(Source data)
** begin **

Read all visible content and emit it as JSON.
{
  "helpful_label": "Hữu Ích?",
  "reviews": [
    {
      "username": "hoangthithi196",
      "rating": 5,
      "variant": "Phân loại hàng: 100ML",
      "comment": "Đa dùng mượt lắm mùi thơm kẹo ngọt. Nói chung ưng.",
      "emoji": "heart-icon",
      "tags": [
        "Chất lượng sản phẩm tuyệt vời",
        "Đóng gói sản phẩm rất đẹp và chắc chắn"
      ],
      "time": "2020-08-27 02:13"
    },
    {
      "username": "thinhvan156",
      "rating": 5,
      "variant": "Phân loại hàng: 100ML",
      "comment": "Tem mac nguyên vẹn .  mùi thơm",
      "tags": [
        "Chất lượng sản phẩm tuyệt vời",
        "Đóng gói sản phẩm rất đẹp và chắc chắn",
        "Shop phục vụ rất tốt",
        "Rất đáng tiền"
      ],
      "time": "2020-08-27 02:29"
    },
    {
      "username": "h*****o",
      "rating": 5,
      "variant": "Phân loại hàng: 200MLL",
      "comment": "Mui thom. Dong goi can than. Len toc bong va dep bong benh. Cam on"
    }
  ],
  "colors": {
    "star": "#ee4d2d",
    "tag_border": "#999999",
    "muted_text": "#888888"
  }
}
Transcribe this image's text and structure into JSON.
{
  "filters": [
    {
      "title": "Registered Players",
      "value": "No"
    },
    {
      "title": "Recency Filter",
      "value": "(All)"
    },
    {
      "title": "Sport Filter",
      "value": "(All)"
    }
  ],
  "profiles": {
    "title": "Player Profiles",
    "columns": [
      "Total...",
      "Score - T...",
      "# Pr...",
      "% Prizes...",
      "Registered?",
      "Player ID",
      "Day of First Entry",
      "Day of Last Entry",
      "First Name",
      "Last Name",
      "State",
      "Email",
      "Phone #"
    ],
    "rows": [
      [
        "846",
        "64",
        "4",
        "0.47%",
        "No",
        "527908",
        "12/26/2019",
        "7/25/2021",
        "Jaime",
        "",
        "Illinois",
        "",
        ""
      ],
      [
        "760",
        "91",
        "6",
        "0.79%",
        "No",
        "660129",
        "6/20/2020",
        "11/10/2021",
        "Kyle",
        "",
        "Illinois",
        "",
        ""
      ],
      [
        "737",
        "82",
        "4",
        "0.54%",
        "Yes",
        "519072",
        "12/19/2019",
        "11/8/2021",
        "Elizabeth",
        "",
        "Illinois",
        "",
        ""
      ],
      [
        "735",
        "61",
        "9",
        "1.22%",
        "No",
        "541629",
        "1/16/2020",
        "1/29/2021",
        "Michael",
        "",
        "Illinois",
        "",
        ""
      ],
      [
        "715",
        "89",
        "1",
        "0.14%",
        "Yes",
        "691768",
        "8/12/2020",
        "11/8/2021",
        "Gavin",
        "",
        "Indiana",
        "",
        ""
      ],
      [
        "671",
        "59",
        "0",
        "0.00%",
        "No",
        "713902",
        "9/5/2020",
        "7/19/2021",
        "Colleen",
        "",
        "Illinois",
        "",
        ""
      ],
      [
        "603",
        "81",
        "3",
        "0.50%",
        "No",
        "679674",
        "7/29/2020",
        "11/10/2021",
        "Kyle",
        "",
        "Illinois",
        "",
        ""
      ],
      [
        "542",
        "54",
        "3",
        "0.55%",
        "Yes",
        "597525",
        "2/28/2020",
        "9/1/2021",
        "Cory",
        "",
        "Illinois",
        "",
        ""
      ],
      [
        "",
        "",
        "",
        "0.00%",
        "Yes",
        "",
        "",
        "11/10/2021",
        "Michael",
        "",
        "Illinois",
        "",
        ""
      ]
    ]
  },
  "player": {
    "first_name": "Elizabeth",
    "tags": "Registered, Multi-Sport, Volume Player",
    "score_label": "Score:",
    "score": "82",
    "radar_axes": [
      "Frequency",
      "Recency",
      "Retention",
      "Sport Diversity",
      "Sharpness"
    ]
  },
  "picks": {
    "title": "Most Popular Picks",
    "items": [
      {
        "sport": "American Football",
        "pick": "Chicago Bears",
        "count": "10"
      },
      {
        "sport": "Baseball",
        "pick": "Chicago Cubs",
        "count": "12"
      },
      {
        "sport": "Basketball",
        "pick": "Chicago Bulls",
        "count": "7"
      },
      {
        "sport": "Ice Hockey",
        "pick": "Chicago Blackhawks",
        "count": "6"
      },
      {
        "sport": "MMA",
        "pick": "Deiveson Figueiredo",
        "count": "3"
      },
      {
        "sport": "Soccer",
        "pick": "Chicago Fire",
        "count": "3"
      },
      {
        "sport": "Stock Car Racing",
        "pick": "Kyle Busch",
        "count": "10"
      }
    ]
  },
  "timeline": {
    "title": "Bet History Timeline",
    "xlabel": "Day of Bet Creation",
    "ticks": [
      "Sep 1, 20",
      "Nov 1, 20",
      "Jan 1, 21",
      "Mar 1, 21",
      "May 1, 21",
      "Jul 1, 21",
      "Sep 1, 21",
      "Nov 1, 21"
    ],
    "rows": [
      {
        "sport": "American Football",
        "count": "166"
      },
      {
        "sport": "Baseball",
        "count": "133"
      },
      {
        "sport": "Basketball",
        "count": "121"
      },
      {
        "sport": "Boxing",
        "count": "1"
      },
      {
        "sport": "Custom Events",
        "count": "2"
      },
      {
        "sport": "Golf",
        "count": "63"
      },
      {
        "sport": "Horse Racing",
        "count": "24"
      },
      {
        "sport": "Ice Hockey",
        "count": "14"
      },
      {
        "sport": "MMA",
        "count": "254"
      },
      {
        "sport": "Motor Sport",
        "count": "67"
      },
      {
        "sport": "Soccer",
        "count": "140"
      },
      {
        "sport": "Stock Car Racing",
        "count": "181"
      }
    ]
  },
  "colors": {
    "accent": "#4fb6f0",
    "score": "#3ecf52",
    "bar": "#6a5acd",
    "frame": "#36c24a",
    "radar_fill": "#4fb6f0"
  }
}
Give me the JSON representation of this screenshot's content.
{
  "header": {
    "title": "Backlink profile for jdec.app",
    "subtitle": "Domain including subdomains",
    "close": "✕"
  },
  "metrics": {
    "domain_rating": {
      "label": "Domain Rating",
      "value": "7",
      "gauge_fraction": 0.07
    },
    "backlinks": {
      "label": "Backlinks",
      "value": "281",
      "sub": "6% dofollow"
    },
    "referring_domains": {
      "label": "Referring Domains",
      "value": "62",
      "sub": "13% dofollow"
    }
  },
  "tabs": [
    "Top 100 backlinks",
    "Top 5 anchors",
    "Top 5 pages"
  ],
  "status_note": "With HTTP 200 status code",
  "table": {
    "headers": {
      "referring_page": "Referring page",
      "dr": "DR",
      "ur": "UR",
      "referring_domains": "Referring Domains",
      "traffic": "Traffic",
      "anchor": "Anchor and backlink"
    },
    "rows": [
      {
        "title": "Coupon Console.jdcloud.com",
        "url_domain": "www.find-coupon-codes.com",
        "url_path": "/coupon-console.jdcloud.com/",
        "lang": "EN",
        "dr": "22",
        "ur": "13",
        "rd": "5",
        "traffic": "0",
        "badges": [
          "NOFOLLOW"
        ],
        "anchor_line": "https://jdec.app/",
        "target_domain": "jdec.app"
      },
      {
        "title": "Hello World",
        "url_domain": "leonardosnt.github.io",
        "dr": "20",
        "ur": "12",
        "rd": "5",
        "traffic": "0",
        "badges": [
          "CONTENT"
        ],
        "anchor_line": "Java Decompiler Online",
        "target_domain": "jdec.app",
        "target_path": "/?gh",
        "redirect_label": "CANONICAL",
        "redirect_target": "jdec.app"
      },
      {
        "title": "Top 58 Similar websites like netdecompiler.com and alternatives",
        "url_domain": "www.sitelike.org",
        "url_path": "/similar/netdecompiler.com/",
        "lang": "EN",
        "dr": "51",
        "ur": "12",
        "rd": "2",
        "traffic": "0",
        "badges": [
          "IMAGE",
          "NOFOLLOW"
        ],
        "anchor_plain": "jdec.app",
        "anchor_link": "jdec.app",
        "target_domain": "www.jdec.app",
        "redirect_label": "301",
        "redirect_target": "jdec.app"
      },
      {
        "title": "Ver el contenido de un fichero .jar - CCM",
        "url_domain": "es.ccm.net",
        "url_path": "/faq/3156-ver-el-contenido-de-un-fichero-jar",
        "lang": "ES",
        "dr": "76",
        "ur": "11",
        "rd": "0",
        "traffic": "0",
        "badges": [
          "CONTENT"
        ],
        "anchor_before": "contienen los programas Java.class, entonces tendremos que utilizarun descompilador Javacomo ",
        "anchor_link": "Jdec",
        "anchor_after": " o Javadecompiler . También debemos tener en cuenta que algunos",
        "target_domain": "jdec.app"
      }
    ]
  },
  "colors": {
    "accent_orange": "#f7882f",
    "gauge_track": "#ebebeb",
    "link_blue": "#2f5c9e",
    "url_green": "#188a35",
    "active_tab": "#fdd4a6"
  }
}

** end **

Required task: Display every line of the listing that contains the string "comment".

The response:
      "comment": "Đa dùng mượt lắm mùi thơm kẹo ngọt. Nói chung ưng.",
      "comment": "Tem mac nguyên vẹn .  mùi thơm",
      "comment": "Mui thom. Dong goi can than. Len toc bong va dep bong benh. Cam on"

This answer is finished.